Request:
Gather up the lines that contain "acqua".

⁂

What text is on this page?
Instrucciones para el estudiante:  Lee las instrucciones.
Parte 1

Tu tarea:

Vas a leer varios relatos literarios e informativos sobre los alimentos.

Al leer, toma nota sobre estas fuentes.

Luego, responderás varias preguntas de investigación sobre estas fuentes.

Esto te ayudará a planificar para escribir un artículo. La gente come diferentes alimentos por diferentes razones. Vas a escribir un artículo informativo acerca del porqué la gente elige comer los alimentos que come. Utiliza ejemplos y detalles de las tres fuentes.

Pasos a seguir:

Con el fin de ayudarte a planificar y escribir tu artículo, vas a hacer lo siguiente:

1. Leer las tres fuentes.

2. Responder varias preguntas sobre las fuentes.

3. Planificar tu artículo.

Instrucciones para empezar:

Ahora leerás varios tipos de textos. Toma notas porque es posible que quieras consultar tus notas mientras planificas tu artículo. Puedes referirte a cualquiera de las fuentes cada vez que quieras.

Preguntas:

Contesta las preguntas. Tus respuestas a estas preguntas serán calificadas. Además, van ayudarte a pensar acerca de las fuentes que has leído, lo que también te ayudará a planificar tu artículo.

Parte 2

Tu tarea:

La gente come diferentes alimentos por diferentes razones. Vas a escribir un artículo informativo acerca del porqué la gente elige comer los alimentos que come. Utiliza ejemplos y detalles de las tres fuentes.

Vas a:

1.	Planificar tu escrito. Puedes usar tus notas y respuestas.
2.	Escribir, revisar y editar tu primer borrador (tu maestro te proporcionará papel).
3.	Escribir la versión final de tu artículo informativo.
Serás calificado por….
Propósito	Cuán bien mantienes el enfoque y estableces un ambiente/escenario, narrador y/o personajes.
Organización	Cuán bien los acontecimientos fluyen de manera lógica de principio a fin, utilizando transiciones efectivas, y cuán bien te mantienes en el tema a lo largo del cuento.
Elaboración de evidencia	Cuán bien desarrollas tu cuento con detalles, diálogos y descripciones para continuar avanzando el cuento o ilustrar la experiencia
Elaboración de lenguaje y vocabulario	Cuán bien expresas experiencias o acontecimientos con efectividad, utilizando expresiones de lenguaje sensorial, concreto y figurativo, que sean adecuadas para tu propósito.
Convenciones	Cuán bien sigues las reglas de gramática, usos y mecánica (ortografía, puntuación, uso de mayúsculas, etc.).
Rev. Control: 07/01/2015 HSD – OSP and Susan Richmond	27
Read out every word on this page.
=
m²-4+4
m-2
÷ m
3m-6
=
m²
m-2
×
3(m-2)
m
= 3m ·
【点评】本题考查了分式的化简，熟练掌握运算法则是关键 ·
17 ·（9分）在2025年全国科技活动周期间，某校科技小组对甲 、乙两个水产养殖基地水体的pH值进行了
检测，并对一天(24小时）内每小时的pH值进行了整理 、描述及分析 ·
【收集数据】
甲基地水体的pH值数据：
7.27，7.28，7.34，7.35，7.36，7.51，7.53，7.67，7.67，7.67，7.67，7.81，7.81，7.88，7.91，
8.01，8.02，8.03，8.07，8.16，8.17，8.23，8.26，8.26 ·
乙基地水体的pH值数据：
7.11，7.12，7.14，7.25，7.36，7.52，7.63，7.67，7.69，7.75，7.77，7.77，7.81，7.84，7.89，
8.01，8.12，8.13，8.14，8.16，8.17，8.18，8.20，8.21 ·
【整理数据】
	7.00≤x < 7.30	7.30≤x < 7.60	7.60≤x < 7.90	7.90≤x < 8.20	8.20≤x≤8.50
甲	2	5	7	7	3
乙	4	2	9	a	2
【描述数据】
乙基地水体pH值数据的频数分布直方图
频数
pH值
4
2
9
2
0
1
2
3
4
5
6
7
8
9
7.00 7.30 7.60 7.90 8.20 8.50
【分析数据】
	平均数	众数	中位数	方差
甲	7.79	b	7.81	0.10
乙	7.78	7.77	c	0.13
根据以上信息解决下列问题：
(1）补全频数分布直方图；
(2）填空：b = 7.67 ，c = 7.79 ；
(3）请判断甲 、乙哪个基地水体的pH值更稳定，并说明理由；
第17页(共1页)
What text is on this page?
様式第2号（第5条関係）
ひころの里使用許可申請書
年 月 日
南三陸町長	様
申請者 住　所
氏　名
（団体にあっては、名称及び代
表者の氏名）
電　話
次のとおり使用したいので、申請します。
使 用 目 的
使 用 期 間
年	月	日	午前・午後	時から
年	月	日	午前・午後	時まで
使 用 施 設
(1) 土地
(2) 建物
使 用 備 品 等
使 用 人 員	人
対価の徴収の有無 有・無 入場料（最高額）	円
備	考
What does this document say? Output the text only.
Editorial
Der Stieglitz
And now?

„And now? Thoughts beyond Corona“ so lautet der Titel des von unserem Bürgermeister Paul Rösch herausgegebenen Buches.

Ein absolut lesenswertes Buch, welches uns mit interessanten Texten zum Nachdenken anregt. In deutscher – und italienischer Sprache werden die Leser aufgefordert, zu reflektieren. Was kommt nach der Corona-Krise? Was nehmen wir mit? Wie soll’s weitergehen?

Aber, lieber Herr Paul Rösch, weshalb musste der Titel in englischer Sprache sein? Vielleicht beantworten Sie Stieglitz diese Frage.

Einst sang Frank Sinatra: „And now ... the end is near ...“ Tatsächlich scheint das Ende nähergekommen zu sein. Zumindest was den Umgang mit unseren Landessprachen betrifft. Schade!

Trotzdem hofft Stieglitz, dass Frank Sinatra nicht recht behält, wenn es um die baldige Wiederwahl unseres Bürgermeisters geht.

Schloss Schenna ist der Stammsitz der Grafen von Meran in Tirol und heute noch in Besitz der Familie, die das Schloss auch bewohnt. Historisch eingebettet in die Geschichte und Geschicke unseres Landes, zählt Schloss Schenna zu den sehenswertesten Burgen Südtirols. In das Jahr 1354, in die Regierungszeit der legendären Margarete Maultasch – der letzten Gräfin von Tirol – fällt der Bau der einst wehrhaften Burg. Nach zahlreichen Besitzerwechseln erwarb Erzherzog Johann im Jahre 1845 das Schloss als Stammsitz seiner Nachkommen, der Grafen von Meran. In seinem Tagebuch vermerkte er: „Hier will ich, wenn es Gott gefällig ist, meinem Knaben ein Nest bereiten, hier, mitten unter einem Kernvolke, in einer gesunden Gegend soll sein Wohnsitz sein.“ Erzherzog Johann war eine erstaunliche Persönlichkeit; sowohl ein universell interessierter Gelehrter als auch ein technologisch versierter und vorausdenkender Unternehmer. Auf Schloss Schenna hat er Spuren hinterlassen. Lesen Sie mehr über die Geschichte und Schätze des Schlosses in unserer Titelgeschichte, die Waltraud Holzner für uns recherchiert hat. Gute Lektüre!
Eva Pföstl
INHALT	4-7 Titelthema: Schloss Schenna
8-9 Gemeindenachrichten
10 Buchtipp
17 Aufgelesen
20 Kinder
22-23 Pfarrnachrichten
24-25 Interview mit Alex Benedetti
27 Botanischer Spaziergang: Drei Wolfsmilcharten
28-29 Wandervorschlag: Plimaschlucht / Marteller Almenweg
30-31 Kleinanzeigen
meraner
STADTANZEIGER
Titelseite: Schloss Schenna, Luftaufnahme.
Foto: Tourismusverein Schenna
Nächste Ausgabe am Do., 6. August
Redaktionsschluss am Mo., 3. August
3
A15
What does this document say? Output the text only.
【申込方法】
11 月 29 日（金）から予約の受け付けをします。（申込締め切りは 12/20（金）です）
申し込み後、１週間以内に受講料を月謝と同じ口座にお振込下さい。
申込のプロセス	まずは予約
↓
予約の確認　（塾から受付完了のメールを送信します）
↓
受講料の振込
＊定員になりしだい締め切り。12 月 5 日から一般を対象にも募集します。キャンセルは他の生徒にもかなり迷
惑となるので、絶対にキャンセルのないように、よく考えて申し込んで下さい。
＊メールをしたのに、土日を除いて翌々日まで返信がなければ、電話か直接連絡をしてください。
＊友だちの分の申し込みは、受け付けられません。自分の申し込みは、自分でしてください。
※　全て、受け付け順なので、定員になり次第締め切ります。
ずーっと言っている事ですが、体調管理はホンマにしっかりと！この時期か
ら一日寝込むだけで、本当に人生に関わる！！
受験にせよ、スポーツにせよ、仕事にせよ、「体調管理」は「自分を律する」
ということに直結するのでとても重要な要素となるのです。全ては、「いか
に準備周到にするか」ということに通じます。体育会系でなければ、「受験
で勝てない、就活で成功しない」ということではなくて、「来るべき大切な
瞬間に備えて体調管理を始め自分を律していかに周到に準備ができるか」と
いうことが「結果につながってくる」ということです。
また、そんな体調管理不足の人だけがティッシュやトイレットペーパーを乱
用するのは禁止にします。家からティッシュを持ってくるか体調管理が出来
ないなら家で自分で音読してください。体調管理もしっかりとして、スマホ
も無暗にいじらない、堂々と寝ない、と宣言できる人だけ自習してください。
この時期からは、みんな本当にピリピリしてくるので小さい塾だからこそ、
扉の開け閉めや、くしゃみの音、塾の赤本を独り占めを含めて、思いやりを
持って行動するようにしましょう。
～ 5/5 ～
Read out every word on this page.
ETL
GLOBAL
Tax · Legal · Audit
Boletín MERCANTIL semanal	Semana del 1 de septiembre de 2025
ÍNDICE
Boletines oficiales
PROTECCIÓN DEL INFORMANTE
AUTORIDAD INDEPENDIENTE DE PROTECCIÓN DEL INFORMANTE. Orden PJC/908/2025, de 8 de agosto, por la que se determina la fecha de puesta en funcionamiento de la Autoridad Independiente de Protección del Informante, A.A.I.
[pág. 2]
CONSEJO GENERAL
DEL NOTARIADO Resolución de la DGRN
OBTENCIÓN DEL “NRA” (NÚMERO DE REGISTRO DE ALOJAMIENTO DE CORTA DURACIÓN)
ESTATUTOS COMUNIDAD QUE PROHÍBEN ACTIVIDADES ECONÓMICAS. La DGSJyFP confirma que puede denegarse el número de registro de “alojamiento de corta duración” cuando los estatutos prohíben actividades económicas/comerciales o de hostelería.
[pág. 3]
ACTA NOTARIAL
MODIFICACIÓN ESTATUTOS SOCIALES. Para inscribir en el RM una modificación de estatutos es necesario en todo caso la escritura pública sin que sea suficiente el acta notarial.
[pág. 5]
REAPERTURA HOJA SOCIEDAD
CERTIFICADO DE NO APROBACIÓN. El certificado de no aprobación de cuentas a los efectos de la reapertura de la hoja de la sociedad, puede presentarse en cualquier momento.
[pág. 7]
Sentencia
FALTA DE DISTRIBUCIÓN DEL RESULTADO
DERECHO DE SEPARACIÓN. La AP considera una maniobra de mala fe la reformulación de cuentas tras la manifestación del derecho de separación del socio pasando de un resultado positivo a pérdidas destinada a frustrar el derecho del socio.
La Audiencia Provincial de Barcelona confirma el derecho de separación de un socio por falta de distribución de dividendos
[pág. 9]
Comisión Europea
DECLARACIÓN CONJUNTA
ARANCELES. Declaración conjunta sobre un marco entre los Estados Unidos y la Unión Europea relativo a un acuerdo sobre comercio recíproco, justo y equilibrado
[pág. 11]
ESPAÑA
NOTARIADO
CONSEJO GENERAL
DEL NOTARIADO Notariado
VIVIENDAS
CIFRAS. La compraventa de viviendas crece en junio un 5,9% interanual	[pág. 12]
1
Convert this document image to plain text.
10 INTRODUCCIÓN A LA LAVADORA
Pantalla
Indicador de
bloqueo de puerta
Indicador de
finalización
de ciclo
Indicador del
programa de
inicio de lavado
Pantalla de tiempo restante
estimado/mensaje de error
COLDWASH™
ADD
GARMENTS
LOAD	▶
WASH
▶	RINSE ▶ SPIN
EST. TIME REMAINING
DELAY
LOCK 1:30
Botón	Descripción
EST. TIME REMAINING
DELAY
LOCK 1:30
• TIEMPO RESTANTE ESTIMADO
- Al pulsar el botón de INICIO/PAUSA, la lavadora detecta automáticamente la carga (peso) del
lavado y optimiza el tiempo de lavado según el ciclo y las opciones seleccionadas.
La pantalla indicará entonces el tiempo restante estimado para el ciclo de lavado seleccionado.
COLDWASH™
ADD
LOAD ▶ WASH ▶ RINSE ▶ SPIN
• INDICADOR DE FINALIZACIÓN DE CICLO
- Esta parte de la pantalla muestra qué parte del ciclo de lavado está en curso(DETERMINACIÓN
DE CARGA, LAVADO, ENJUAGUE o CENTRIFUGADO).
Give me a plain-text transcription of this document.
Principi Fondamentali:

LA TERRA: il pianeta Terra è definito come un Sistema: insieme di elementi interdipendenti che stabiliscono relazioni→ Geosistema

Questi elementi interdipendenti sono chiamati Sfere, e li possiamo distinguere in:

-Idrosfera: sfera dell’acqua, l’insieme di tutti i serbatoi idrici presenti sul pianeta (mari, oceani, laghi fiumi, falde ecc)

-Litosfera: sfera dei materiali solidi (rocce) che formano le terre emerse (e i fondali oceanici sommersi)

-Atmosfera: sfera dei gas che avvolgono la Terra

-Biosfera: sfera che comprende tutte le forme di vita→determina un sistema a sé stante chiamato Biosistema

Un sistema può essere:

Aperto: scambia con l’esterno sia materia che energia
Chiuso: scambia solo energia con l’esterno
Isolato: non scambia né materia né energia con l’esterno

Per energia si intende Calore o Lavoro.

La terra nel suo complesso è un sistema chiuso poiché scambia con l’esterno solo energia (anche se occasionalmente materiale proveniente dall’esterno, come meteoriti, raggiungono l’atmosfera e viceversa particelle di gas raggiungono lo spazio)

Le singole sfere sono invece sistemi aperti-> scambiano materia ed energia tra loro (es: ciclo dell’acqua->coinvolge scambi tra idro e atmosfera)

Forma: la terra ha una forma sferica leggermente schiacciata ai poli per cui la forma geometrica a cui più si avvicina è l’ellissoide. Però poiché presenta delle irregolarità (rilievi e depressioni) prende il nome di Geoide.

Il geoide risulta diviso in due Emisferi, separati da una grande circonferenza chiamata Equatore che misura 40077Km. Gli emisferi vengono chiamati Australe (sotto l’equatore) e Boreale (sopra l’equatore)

⁂

Task solution:
-Idrosfera: sfera dell’acqua, l’insieme di tutti i serbatoi idrici presenti sul pianeta (mari, oceani, laghi fiumi, falde ecc)
Le singole sfere sono invece sistemi aperti-> scambiano materia ed energia tra loro (es: ciclo dell’acqua->coinvolge scambi tra idro e atmosfera)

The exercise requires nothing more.